| Do this |
Your task is to repeat all of the material exactly.

[Saved entries]
══════════

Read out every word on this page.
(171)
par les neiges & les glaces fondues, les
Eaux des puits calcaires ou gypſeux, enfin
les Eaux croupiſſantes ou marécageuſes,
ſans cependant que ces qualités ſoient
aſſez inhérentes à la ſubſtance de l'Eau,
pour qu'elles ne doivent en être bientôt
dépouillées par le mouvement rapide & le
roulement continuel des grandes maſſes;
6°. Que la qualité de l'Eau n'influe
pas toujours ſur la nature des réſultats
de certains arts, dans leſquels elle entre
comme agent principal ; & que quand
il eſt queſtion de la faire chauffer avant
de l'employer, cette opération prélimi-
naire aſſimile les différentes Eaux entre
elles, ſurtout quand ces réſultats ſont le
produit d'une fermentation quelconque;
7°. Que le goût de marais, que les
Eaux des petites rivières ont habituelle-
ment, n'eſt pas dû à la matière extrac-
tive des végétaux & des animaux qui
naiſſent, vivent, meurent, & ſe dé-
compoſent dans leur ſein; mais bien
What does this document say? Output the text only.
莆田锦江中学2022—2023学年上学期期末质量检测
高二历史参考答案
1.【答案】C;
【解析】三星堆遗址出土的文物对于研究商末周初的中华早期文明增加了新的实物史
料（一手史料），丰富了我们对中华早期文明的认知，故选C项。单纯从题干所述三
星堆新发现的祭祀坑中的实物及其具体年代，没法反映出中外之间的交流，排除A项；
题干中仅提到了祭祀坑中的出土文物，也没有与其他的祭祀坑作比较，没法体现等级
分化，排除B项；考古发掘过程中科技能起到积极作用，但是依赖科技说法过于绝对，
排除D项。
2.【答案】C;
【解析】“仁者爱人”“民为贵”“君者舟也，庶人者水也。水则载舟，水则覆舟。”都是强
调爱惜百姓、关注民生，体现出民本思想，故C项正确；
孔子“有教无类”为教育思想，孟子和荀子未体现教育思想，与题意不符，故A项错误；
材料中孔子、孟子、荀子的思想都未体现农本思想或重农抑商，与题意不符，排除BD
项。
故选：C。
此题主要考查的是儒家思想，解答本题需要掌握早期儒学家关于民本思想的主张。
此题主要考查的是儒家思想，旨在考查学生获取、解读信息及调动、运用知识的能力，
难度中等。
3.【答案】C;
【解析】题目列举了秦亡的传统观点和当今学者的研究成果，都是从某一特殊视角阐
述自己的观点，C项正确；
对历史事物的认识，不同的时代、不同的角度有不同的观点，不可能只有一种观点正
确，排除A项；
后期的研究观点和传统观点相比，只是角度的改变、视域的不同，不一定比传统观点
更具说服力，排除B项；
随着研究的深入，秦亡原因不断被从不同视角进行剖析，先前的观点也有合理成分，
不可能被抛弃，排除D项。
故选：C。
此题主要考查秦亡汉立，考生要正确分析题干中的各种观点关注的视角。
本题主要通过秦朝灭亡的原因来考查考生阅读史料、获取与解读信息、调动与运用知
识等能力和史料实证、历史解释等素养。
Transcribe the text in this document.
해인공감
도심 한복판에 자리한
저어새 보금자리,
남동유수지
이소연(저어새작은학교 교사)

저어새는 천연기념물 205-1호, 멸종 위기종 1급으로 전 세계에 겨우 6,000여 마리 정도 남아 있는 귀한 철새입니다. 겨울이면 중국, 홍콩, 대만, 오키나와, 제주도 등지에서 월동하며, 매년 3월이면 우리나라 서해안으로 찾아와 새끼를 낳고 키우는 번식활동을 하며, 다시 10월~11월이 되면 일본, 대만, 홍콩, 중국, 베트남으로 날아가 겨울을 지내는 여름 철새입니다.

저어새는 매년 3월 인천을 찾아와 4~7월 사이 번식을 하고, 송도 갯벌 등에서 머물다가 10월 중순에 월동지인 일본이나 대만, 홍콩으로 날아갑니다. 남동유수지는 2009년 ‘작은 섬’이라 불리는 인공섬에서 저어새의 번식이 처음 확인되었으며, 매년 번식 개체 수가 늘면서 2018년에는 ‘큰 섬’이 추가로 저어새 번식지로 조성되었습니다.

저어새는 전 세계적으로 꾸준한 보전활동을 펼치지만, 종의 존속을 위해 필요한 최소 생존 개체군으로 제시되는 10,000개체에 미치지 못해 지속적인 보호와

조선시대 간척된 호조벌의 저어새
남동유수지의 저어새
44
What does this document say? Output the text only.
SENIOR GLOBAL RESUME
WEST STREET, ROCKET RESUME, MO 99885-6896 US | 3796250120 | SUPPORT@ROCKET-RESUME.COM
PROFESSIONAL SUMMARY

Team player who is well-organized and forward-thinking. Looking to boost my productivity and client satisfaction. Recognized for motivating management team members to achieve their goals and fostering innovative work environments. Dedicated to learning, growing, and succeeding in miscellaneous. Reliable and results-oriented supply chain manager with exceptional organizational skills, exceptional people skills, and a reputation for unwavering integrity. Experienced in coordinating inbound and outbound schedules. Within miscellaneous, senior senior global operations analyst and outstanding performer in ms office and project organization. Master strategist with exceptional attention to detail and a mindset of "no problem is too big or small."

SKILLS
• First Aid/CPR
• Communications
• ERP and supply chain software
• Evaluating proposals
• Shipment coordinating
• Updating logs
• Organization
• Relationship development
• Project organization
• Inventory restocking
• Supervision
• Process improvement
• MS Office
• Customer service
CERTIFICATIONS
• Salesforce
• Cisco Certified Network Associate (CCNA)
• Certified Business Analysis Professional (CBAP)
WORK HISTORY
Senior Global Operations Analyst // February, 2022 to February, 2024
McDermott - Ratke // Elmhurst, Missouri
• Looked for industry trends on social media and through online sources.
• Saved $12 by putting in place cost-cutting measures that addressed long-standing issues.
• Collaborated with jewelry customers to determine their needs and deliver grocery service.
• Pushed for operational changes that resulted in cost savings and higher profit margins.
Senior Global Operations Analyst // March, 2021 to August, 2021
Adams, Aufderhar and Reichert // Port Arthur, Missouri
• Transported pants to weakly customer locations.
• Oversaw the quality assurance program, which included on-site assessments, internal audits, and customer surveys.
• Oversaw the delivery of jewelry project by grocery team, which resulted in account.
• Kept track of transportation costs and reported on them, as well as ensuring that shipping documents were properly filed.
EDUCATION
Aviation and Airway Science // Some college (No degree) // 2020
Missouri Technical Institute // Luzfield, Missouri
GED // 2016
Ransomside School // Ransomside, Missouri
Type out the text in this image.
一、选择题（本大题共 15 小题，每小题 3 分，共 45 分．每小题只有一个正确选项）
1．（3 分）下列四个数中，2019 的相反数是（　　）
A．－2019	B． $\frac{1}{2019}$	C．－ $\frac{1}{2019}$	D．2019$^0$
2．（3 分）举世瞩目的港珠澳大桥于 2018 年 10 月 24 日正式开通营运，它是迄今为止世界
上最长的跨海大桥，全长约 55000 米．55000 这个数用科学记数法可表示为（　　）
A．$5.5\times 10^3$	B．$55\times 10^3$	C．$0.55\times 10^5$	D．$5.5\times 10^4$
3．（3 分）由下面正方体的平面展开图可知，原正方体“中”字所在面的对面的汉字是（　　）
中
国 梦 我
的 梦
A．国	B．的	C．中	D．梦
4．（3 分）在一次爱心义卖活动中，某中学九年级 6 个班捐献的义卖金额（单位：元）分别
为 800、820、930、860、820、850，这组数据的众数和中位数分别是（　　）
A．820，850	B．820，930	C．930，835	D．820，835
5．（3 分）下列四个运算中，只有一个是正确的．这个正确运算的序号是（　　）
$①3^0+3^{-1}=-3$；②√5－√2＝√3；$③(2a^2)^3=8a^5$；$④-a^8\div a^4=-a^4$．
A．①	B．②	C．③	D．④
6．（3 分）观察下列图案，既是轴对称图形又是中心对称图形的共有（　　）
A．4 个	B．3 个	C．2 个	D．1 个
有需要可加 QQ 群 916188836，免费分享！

══════════

| The reply |
Read out every word on this page.
(171)
par les neiges & les glaces fondues, les
Eaux des puits calcaires ou gypſeux, enfin
les Eaux croupiſſantes ou marécageuſes,
ſans cependant que ces qualités ſoient
aſſez inhérentes à la ſubſtance de l'Eau,
pour qu'elles ne doivent en être bientôt
dépouillées par le mouvement rapide & le
roulement continuel des grandes maſſes;
6°. Que la qualité de l'Eau n'influe
pas toujours ſur la nature des réſultats
de certains arts, dans leſquels elle entre
comme agent principal ; & que quand
il eſt queſtion de la faire chauffer avant
de l'employer, cette opération prélimi-
naire aſſimile les différentes Eaux entre
elles, ſurtout quand ces réſultats ſont le
produit d'une fermentation quelconque;
7°. Que le goût de marais, que les
Eaux des petites rivières ont habituelle-
ment, n'eſt pas dû à la matière extrac-
tive des végétaux & des animaux qui
naiſſent, vivent, meurent, & ſe dé-
compoſent dans leur ſein; mais bien
What does this document say? Output the text only.
莆田锦江中学2022—2023学年上学期期末质量检测
高二历史参考答案
1.【答案】C;
【解析】三星堆遗址出土的文物对于研究商末周初的中华早期文明增加了新的实物史
料（一手史料），丰富了我们对中华早期文明的认知，故选C项。单纯从题干所述三
星堆新发现的祭祀坑中的实物及其具体年代，没法反映出中外之间的交流，排除A项；
题干中仅提到了祭祀坑中的出土文物，也没有与其他的祭祀坑作比较，没法体现等级
分化，排除B项；考古发掘过程中科技能起到积极作用，但是依赖科技说法过于绝对，
排除D项。
2.【答案】C;
【解析】“仁者爱人”“民为贵”“君者舟也，庶人者水也。水则载舟，水则覆舟。”都是强
调爱惜百姓、关注民生，体现出民本思想，故C项正确；
孔子“有教无类”为教育思想，孟子和荀子未体现教育思想，与题意不符，故A项错误；
材料中孔子、孟子、荀子的思想都未体现农本思想或重农抑商，与题意不符，排除BD
项。
故选：C。
此题主要考查的是儒家思想，解答本题需要掌握早期儒学家关于民本思想的主张。
此题主要考查的是儒家思想，旨在考查学生获取、解读信息及调动、运用知识的能力，
难度中等。
3.【答案】C;
【解析】题目列举了秦亡的传统观点和当今学者的研究成果，都是从某一特殊视角阐
述自己的观点，C项正确；
对历史事物的认识，不同的时代、不同的角度有不同的观点，不可能只有一种观点正
确，排除A项；
后期的研究观点和传统观点相比，只是角度的改变、视域的不同，不一定比传统观点
更具说服力，排除B项；
随着研究的深入，秦亡原因不断被从不同视角进行剖析，先前的观点也有合理成分，
不可能被抛弃，排除D项。
故选：C。
此题主要考查秦亡汉立，考生要正确分析题干中的各种观点关注的视角。
本题主要通过秦朝灭亡的原因来考查考生阅读史料、获取与解读信息、调动与运用知
识等能力和史料实证、历史解释等素养。
Transcribe the text in this document.
해인공감
도심 한복판에 자리한
저어새 보금자리,
남동유수지
이소연(저어새작은학교 교사)

저어새는 천연기념물 205-1호, 멸종 위기종 1급으로 전 세계에 겨우 6,000여 마리 정도 남아 있는 귀한 철새입니다. 겨울이면 중국, 홍콩, 대만, 오키나와, 제주도 등지에서 월동하며, 매년 3월이면 우리나라 서해안으로 찾아와 새끼를 낳고 키우는 번식활동을 하며, 다시 10월~11월이 되면 일본, 대만, 홍콩, 중국, 베트남으로 날아가 겨울을 지내는 여름 철새입니다.

저어새는 매년 3월 인천을 찾아와 4~7월 사이 번식을 하고, 송도 갯벌 등에서 머물다가 10월 중순에 월동지인 일본이나 대만, 홍콩으로 날아갑니다. 남동유수지는 2009년 ‘작은 섬’이라 불리는 인공섬에서 저어새의 번식이 처음 확인되었으며, 매년 번식 개체 수가 늘면서 2018년에는 ‘큰 섬’이 추가로 저어새 번식지로 조성되었습니다.

저어새는 전 세계적으로 꾸준한 보전활동을 펼치지만, 종의 존속을 위해 필요한 최소 생존 개체군으로 제시되는 10,000개체에 미치지 못해 지속적인 보호와

조선시대 간척된 호조벌의 저어새
남동유수지의 저어새
44
What does this document say? Output the text only.
SENIOR GLOBAL RESUME
WEST STREET, ROCKET RESUME, MO 99885-6896 US | 3796250120 | SUPPORT@ROCKET-RESUME.COM
PROFESSIONAL SUMMARY

Team player who is well-organized and forward-thinking. Looking to boost my productivity and client satisfaction. Recognized for motivating management team members to achieve their goals and fostering innovative work environments. Dedicated to learning, growing, and succeeding in miscellaneous. Reliable and results-oriented supply chain manager with exceptional organizational skills, exceptional people skills, and a reputation for unwavering integrity. Experienced in coordinating inbound and outbound schedules. Within miscellaneous, senior senior global operations analyst and outstanding performer in ms office and project organization. Master strategist with exceptional attention to detail and a mindset of "no problem is too big or small."

SKILLS
• First Aid/CPR
• Communications
• ERP and supply chain software
• Evaluating proposals
• Shipment coordinating
• Updating logs
• Organization
• Relationship development
• Project organization
• Inventory restocking
• Supervision
• Process improvement
• MS Office
• Customer service
CERTIFICATIONS
• Salesforce
• Cisco Certified Network Associate (CCNA)
• Certified Business Analysis Professional (CBAP)
WORK HISTORY
Senior Global Operations Analyst // February, 2022 to February, 2024
McDermott - Ratke // Elmhurst, Missouri
• Looked for industry trends on social media and through online sources.
• Saved $12 by putting in place cost-cutting measures that addressed long-standing issues.
• Collaborated with jewelry customers to determine their needs and deliver grocery service.
• Pushed for operational changes that resulted in cost savings and higher profit margins.
Senior Global Operations Analyst // March, 2021 to August, 2021
Adams, Aufderhar and Reichert // Port Arthur, Missouri
• Transported pants to weakly customer locations.
• Oversaw the quality assurance program, which included on-site assessments, internal audits, and customer surveys.
• Oversaw the delivery of jewelry project by grocery team, which resulted in account.
• Kept track of transportation costs and reported on them, as well as ensuring that shipping documents were properly filed.
EDUCATION
Aviation and Airway Science // Some college (No degree) // 2020
Missouri Technical Institute // Luzfield, Missouri
GED // 2016
Ransomside School // Ransomside, Missouri
Type out the text in this image.
一、选择题（本大题共 15 小题，每小题 3 分，共 45 分．每小题只有一个正确选项）
1．（3 分）下列四个数中，2019 的相反数是（　　）
A．－2019	B． $\frac{1}{2019}$	C．－ $\frac{1}{2019}$	D．2019$^0$
2．（3 分）举世瞩目的港珠澳大桥于 2018 年 10 月 24 日正式开通营运，它是迄今为止世界
上最长的跨海大桥，全长约 55000 米．55000 这个数用科学记数法可表示为（　　）
A．$5.5\times 10^3$	B．$55\times 10^3$	C．$0.55\times 10^5$	D．$5.5\times 10^4$
3．（3 分）由下面正方体的平面展开图可知，原正方体“中”字所在面的对面的汉字是（　　）
中
国 梦 我
的 梦
A．国	B．的	C．中	D．梦
4．（3 分）在一次爱心义卖活动中，某中学九年级 6 个班捐献的义卖金额（单位：元）分别
为 800、820、930、860、820、850，这组数据的众数和中位数分别是（　　）
A．820，850	B．820，930	C．930，835	D．820，835
5．（3 分）下列四个运算中，只有一个是正确的．这个正确运算的序号是（　　）
$①3^0+3^{-1}=-3$；②√5－√2＝√3；$③(2a^2)^3=8a^5$；$④-a^8\div a^4=-a^4$．
A．①	B．②	C．③	D．④
6．（3 分）观察下列图案，既是轴对称图形又是中心对称图形的共有（　　）
A．4 个	B．3 个	C．2 个	D．1 个
有需要可加 QQ 群 916188836，免费分享！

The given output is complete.